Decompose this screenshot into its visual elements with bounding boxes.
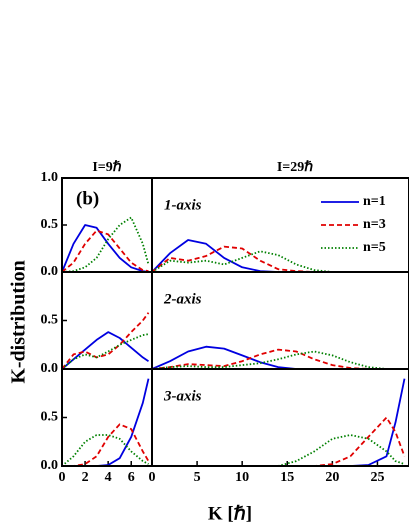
panel-frame (151, 368, 409, 467)
series-line (61, 216, 150, 273)
x-tick-label: 5 (194, 470, 201, 485)
panel-label: (b) (76, 188, 99, 209)
column-title: I=9ℏ (92, 160, 121, 175)
x-tick-label: 6 (128, 470, 135, 485)
y-tick-label: 0.0 (41, 458, 59, 473)
panel-label: 3-axis (163, 388, 202, 404)
series-line (61, 312, 150, 370)
x-tick-label: 4 (105, 470, 112, 485)
x-tick-label: 25 (370, 470, 384, 485)
x-tick-label: 0 (59, 470, 66, 485)
series-line (61, 229, 149, 273)
x-tick-label: 15 (280, 470, 294, 485)
series-line (61, 224, 149, 273)
y-tick-label: 0.5 (41, 217, 59, 232)
y-tick-label: 0.5 (41, 313, 59, 328)
series-line (151, 245, 405, 273)
legend-label: n=5 (363, 240, 386, 255)
series-line (152, 416, 406, 467)
series-line (152, 434, 405, 467)
x-tick-label: 2 (82, 470, 89, 485)
series-line (62, 423, 150, 467)
x-tick-label: 10 (235, 470, 249, 485)
series-line (61, 331, 149, 370)
series-line (151, 348, 405, 370)
series-line (61, 434, 149, 467)
x-axis-label: K [ℏ] (208, 503, 252, 524)
x-tick-label: 20 (325, 470, 339, 485)
y-tick-label: 0.0 (41, 264, 59, 279)
legend-label: n=1 (363, 194, 386, 209)
y-tick-label: 0.5 (41, 410, 59, 425)
series-line (61, 333, 149, 370)
panel-frame (151, 271, 409, 370)
panel-label: 2-axis (163, 291, 202, 307)
legend-label: n=3 (363, 217, 386, 232)
y-tick-label: 0.0 (41, 361, 59, 376)
series-line (62, 378, 150, 467)
panel-label: 1-axis (164, 197, 202, 213)
y-tick-label: 1.0 (41, 170, 59, 185)
y-axis-label: K-distribution (8, 260, 30, 383)
x-tick-label: 0 (149, 470, 156, 485)
column-title: I=29ℏ (277, 160, 313, 175)
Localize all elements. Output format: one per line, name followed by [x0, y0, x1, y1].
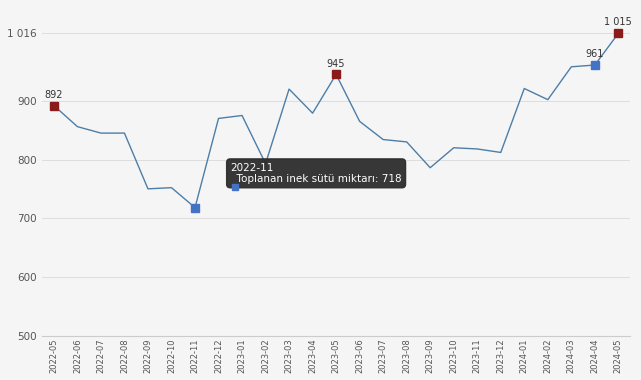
Text: 945: 945	[327, 59, 345, 68]
Text: 1 015: 1 015	[604, 17, 632, 27]
Text: 2022-11
  Toplanan inek sütü miktarı: 718: 2022-11 Toplanan inek sütü miktarı: 718	[230, 163, 402, 184]
Text: 892: 892	[45, 90, 63, 100]
Text: 961: 961	[586, 49, 604, 59]
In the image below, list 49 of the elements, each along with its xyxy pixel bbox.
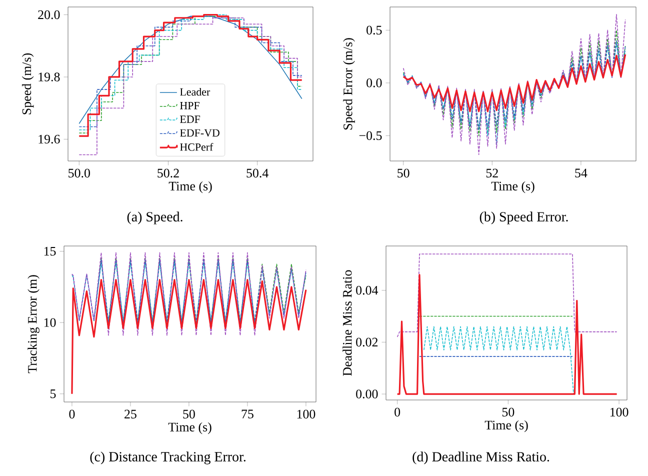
- y-axis-title: Speed Error (m/s): [343, 38, 355, 130]
- x-tick-label: 75: [242, 410, 254, 418]
- line-series: [396, 274, 618, 395]
- line-series: [72, 252, 306, 336]
- y-tick-label: 10: [44, 318, 56, 327]
- y-tick-label: 19.8: [38, 72, 60, 82]
- y-axis-title: Deadline Miss Ratio: [342, 270, 352, 376]
- x-tick-label: 54: [575, 168, 588, 178]
- line-series: [402, 54, 626, 112]
- y-tick-label: 5: [50, 390, 56, 398]
- text: (a) Speed.: [127, 212, 182, 224]
- x-axis-title: Time (s): [491, 181, 534, 194]
- y-tick-label: 0.00: [356, 390, 378, 398]
- x-tick-label: 50.2: [158, 168, 179, 178]
- text: (b) Speed Error.: [480, 212, 568, 224]
- text: (c) Distance Tracking Error.: [90, 452, 246, 464]
- x-tick-label: 50: [398, 168, 410, 178]
- y-tick-label: −0.5: [359, 131, 382, 140]
- x-tick-label: 50.4: [246, 168, 268, 178]
- x-tick-label: 50: [502, 408, 514, 416]
- legend-label: EDF: [180, 116, 200, 123]
- y-axis-title: Speed (m/s): [22, 53, 34, 114]
- y-tick-label: 15: [44, 246, 56, 256]
- x-axis-title: Time (s): [168, 422, 212, 434]
- x-tick-label: 100: [297, 410, 316, 418]
- y-axis-title: Tracking Error (m): [28, 275, 40, 374]
- x-tick-label: 100: [610, 408, 628, 416]
- x-tick-label: 50: [183, 410, 195, 418]
- line-series: [71, 278, 307, 395]
- legend-label: HPF: [180, 102, 200, 110]
- y-tick-label: 0.04: [356, 286, 378, 295]
- x-tick-label: 50.0: [68, 168, 90, 178]
- y-tick-label: 20.0: [38, 10, 60, 20]
- legend-label: Leader: [180, 88, 210, 96]
- x-tick-label: 0: [394, 408, 400, 416]
- x-axis-title: Time (s): [168, 181, 212, 194]
- x-tick-label: 0: [69, 410, 75, 418]
- legend-label: EDF-VD: [180, 129, 220, 137]
- legend-label: HCPerf: [180, 142, 214, 151]
- y-tick-label: 0.5: [366, 26, 382, 35]
- y-tick-label: 19.6: [38, 134, 60, 144]
- line-series: [402, 40, 626, 130]
- x-axis-title: Time (s): [484, 420, 528, 432]
- x-tick-label: 52: [486, 168, 498, 178]
- y-tick-label: 0.02: [356, 338, 378, 347]
- text: (d) Deadline Miss Ratio.: [412, 452, 550, 464]
- line-series: [402, 14, 626, 156]
- y-tick-label: 0.0: [366, 78, 382, 88]
- x-tick-label: 25: [124, 410, 136, 418]
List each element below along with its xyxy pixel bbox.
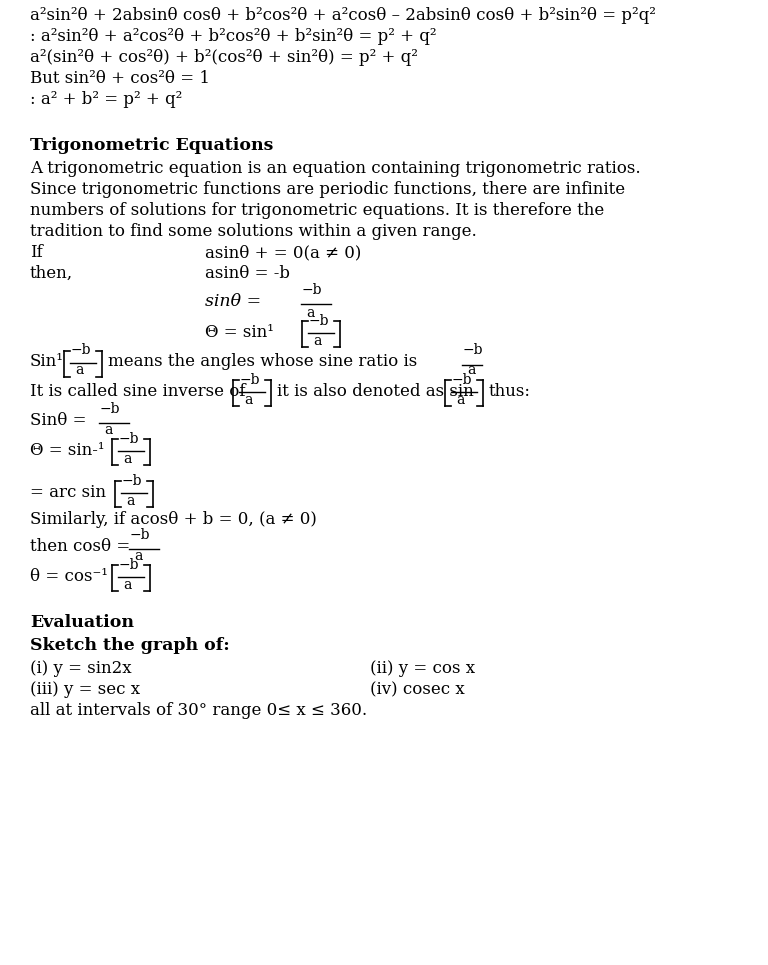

++++

## Task to complete
Please write out all of the data above word for word, leaving out the pictures.

## Worked solution
Decompose this screenshot into its visual elements with bounding boxes.
panel-frame (151, 368, 409, 467)
series-line (61, 216, 150, 273)
x-tick-label: 5 (194, 470, 201, 485)
panel-label: (b) (76, 188, 99, 209)
column-title: I=9ℏ (92, 160, 121, 175)
x-tick-label: 6 (128, 470, 135, 485)
y-tick-label: 0.0 (41, 458, 59, 473)
panel-label: 3-axis (163, 388, 202, 404)
series-line (61, 312, 150, 370)
x-tick-label: 4 (105, 470, 112, 485)
x-tick-label: 25 (370, 470, 384, 485)
x-tick-label: 0 (59, 470, 66, 485)
series-line (61, 229, 149, 273)
x-tick-label: 15 (280, 470, 294, 485)
series-line (61, 224, 149, 273)
y-tick-label: 0.5 (41, 217, 59, 232)
y-tick-label: 0.5 (41, 313, 59, 328)
series-line (151, 245, 405, 273)
legend-label: n=5 (363, 240, 386, 255)
series-line (152, 416, 406, 467)
series-line (152, 434, 405, 467)
x-tick-label: 2 (82, 470, 89, 485)
series-line (62, 423, 150, 467)
x-tick-label: 10 (235, 470, 249, 485)
series-line (61, 331, 149, 370)
series-line (151, 348, 405, 370)
series-line (61, 434, 149, 467)
x-axis-label: K [ℏ] (208, 503, 252, 524)
x-tick-label: 20 (325, 470, 339, 485)
y-tick-label: 0.0 (41, 264, 59, 279)
legend-label: n=1 (363, 194, 386, 209)
y-tick-label: 0.5 (41, 410, 59, 425)
series-line (61, 333, 149, 370)
panel-frame (151, 271, 409, 370)
panel-label: 2-axis (163, 291, 202, 307)
legend-label: n=3 (363, 217, 386, 232)
y-tick-label: 0.0 (41, 361, 59, 376)
series-line (62, 378, 150, 467)
panel-label: 1-axis (164, 197, 202, 213)
y-tick-label: 1.0 (41, 170, 59, 185)
y-axis-label: K-distribution (8, 260, 30, 383)
x-tick-label: 0 (149, 470, 156, 485)
column-title: I=29ℏ (277, 160, 313, 175)
Localize all elements. Output format: one per line, name followed by [x0, y0, x1, y1].
Text: 945: 945	[327, 59, 345, 68]
Text: 1 015: 1 015	[604, 17, 632, 27]
Text: 2022-11
  Toplanan inek sütü miktarı: 718: 2022-11 Toplanan inek sütü miktarı: 718	[230, 163, 402, 184]
Text: 892: 892	[45, 90, 63, 100]
Text: 961: 961	[586, 49, 604, 59]
In the image below, list 49 of the elements, each along with its xyxy pixel bbox.
- y-axis-title: Speed Error (m/s): [343, 38, 355, 130]
- x-tick-label: 75: [242, 410, 254, 418]
- line-series: [396, 274, 618, 395]
- line-series: [72, 252, 306, 336]
- y-tick-label: 10: [44, 318, 56, 327]
- y-tick-label: 19.8: [38, 72, 60, 82]
- y-axis-title: Deadline Miss Ratio: [342, 270, 352, 376]
- x-tick-label: 54: [575, 168, 588, 178]
- line-series: [402, 54, 626, 112]
- y-tick-label: 5: [50, 390, 56, 398]
- text: (a) Speed.: [127, 212, 182, 224]
- x-axis-title: Time (s): [491, 181, 534, 194]
- y-tick-label: 0.00: [356, 390, 378, 398]
- x-tick-label: 50.2: [158, 168, 179, 178]
- text: (b) Speed Error.: [480, 212, 568, 224]
- text: (c) Distance Tracking Error.: [90, 452, 246, 464]
- x-tick-label: 50: [398, 168, 410, 178]
- y-tick-label: −0.5: [359, 131, 382, 140]
- x-tick-label: 50.4: [246, 168, 268, 178]
- x-tick-label: 50: [502, 408, 514, 416]
- legend-label: EDF: [180, 116, 200, 123]
- y-axis-title: Speed (m/s): [22, 53, 34, 114]
- y-tick-label: 15: [44, 246, 56, 256]
- x-axis-title: Time (s): [168, 422, 212, 434]
- x-tick-label: 100: [297, 410, 316, 418]
- y-axis-title: Tracking Error (m): [28, 275, 40, 374]
- x-tick-label: 100: [610, 408, 628, 416]
- x-tick-label: 50: [183, 410, 195, 418]
- line-series: [71, 278, 307, 395]
- legend-label: HPF: [180, 102, 200, 110]
- y-tick-label: 0.04: [356, 286, 378, 295]
- x-tick-label: 50.0: [68, 168, 90, 178]
- y-tick-label: 20.0: [38, 10, 60, 20]
- legend-label: Leader: [180, 88, 210, 96]
- x-tick-label: 0: [394, 408, 400, 416]
- x-axis-title: Time (s): [168, 181, 212, 194]
- x-tick-label: 0: [69, 410, 75, 418]
- legend-label: EDF-VD: [180, 129, 220, 137]
- legend-label: HCPerf: [180, 142, 214, 151]
- y-tick-label: 0.5: [366, 26, 382, 35]
- y-tick-label: 19.6: [38, 134, 60, 144]
- line-series: [402, 40, 626, 130]
- x-axis-title: Time (s): [484, 420, 528, 432]
- x-tick-label: 52: [486, 168, 498, 178]
- y-tick-label: 0.02: [356, 338, 378, 347]
- text: (d) Deadline Miss Ratio.: [412, 452, 550, 464]
- line-series: [402, 14, 626, 156]
- y-tick-label: 0.0: [366, 78, 382, 88]
- x-tick-label: 25: [124, 410, 136, 418]
List each element below along with its xyxy pixel bbox.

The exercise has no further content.